▶ **Task details**: Copy every line that mentions the word "text".

________________________

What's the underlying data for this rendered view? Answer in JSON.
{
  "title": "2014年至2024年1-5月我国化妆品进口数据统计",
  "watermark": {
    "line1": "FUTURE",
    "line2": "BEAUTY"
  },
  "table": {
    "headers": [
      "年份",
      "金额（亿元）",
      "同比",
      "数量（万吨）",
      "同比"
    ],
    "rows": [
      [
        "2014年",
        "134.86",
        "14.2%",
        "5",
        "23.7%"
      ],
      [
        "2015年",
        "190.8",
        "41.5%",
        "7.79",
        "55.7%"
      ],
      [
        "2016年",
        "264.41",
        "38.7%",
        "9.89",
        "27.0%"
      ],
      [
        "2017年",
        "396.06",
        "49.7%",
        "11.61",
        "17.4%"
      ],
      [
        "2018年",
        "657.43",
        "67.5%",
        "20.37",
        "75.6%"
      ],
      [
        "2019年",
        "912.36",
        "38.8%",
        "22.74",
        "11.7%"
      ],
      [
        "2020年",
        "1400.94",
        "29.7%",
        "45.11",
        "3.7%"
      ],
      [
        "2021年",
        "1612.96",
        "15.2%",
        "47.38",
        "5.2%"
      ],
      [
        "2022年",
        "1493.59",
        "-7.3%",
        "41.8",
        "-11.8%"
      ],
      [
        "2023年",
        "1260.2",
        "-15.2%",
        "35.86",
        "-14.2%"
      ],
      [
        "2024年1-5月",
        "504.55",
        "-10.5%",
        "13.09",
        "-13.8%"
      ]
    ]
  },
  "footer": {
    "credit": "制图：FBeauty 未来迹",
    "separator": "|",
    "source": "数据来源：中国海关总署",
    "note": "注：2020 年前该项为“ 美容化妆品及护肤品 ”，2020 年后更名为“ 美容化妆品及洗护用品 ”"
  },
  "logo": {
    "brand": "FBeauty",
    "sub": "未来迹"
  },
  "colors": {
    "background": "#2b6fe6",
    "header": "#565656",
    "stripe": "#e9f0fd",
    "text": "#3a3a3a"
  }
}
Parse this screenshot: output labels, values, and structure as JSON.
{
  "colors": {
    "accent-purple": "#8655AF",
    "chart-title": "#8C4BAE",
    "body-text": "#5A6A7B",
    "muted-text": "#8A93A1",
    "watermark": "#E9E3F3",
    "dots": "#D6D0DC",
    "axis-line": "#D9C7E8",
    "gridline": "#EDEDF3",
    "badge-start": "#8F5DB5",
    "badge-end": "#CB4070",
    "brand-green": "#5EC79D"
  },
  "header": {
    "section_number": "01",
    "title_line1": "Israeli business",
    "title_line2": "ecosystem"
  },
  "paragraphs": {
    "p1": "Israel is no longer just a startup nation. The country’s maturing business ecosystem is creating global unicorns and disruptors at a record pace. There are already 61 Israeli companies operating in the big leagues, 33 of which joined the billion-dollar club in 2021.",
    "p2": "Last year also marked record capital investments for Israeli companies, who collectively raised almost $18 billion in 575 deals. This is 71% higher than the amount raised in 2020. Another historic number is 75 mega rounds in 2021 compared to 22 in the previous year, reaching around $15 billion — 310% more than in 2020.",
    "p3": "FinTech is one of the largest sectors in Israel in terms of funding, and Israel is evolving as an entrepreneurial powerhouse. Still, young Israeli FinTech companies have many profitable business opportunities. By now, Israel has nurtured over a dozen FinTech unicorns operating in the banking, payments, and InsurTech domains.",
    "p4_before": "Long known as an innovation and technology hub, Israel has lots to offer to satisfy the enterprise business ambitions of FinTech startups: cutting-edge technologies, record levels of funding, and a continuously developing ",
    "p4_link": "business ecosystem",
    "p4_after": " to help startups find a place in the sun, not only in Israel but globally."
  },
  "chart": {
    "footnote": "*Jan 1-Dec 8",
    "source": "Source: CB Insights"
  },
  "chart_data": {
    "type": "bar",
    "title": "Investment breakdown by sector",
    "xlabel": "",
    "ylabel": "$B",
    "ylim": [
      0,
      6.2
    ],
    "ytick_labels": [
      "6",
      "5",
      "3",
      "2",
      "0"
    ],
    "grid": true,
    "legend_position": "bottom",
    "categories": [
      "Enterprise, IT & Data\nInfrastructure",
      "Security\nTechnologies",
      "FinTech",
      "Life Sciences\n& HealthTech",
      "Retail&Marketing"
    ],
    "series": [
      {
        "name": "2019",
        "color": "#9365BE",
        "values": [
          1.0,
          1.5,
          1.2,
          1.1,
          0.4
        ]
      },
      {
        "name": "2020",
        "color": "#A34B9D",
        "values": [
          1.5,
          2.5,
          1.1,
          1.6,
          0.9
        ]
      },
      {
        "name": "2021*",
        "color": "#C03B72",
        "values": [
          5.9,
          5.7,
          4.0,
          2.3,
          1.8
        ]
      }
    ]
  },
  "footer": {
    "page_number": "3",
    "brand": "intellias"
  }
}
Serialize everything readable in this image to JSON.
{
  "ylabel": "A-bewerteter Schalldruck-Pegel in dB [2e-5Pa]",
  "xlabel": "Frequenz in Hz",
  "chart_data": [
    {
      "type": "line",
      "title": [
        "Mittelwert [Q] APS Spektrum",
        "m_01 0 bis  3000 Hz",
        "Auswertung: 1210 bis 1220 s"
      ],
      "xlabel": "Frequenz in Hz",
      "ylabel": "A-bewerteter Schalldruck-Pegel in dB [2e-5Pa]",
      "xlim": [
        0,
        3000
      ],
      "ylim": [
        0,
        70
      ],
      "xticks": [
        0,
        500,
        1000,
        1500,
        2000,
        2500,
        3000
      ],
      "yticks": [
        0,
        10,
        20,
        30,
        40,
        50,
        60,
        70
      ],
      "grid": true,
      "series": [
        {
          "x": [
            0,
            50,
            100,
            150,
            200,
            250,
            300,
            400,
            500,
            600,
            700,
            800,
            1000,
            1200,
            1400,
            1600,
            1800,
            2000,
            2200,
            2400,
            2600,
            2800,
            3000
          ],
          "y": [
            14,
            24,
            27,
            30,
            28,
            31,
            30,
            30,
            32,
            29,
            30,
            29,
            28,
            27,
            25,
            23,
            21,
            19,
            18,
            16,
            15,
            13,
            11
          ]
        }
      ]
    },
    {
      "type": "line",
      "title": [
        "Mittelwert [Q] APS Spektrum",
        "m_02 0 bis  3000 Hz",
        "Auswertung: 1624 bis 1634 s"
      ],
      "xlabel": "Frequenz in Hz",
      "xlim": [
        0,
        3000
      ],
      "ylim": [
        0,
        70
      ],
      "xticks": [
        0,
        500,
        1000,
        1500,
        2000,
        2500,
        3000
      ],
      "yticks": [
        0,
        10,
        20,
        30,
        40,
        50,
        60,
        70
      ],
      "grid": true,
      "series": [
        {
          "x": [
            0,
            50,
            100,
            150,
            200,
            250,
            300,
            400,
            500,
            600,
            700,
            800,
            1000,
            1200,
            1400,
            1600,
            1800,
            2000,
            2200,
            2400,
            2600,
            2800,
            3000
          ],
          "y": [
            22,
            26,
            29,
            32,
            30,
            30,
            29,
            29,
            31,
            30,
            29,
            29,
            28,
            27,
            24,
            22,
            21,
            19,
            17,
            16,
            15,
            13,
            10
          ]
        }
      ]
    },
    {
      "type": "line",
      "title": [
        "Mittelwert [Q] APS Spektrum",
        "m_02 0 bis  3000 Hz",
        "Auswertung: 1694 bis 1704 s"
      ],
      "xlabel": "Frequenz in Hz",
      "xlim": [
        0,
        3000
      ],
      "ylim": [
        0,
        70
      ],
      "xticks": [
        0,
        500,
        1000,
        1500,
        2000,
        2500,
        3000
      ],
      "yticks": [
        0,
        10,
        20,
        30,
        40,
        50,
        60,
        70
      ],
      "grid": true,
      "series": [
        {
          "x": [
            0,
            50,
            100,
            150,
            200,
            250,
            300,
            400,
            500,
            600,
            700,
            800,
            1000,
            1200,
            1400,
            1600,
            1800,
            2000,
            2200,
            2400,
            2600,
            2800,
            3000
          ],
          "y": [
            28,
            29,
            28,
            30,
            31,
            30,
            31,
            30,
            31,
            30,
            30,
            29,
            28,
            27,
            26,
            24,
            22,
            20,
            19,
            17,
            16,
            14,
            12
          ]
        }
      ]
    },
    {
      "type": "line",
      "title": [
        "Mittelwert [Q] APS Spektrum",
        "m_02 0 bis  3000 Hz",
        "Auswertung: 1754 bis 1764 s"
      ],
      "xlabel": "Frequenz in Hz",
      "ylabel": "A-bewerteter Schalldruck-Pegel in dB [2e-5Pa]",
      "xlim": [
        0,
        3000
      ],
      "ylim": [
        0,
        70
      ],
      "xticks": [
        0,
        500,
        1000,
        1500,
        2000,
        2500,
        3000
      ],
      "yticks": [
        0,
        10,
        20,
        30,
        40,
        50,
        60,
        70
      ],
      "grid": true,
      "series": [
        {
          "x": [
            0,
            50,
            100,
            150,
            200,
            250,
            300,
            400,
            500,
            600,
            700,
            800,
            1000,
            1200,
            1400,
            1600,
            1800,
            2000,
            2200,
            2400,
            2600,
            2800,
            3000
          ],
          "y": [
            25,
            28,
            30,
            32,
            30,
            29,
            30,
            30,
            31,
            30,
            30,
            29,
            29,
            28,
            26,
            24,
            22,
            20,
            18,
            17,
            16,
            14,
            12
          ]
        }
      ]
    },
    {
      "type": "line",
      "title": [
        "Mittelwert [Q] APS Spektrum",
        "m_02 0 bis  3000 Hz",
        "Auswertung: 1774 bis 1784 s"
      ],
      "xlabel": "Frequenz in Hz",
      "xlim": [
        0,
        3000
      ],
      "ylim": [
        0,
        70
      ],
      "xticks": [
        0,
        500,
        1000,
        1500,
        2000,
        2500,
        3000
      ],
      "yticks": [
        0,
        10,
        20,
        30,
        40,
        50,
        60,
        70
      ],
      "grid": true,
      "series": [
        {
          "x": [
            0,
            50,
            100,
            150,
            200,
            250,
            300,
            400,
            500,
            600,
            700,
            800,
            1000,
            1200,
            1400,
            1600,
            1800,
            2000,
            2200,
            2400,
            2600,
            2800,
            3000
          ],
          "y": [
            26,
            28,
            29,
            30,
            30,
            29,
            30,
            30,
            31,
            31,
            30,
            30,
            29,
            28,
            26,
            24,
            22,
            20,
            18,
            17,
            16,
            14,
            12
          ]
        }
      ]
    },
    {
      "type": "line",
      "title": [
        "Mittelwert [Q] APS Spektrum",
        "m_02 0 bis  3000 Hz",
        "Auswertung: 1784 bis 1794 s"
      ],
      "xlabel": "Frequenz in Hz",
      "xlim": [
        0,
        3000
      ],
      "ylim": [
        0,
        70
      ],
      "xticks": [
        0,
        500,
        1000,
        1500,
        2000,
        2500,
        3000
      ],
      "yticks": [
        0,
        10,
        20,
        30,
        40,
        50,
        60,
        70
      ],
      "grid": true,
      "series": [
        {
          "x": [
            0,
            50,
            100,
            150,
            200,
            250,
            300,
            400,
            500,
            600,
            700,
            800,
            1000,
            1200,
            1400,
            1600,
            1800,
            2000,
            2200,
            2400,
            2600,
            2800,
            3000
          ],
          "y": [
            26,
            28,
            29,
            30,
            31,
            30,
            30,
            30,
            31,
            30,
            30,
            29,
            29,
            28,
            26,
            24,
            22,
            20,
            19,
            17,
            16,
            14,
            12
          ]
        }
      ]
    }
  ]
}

________________________

▶ **Response to this exercise**:
    "text": "#3a3a3a"
    "body-text": "#5A6A7B",
    "muted-text": "#8A93A1",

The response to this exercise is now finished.